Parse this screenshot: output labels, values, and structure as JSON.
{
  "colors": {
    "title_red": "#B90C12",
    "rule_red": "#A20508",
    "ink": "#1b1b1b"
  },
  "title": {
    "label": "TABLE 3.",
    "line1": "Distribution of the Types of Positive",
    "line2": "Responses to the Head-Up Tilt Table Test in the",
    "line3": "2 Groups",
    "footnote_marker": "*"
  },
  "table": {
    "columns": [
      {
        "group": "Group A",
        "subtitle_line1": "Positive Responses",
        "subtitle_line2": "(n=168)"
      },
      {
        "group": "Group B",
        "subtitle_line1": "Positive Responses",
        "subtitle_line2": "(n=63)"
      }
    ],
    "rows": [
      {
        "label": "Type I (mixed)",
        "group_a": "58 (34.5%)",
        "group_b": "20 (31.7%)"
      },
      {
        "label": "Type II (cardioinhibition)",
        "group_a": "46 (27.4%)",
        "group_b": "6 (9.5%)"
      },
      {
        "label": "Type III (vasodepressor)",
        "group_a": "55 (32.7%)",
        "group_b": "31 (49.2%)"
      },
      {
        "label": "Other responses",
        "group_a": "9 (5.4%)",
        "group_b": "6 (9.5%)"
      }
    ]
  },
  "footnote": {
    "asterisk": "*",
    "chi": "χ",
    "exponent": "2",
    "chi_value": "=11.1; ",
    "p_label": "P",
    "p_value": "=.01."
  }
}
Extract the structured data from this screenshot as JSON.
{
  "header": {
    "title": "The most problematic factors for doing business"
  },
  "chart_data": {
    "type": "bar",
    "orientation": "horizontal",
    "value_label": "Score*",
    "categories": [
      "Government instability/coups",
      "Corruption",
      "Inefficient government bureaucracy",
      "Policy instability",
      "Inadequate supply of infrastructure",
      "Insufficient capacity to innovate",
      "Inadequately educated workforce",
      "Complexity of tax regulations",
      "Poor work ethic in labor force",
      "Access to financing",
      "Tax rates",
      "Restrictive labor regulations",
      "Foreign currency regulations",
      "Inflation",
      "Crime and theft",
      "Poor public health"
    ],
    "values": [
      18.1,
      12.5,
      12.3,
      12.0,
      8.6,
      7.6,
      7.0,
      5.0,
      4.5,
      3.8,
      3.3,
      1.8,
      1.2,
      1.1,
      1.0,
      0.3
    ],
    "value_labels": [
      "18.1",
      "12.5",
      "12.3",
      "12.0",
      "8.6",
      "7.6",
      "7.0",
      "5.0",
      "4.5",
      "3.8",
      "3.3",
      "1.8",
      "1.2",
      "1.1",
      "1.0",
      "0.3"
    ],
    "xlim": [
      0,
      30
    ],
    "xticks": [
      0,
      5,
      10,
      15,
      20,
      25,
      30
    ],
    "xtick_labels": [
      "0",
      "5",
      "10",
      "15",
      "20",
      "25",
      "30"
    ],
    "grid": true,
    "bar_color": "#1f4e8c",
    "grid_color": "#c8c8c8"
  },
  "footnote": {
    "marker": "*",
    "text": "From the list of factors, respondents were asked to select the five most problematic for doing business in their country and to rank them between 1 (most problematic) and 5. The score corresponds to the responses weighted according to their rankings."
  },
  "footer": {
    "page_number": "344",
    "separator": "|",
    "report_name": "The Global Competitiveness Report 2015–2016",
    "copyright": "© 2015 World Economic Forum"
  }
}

-------------------------

Problem description - Copy all lines from the data that hold the word "instability".

Written solution -
      "Government instability/coups",
      "Policy instability",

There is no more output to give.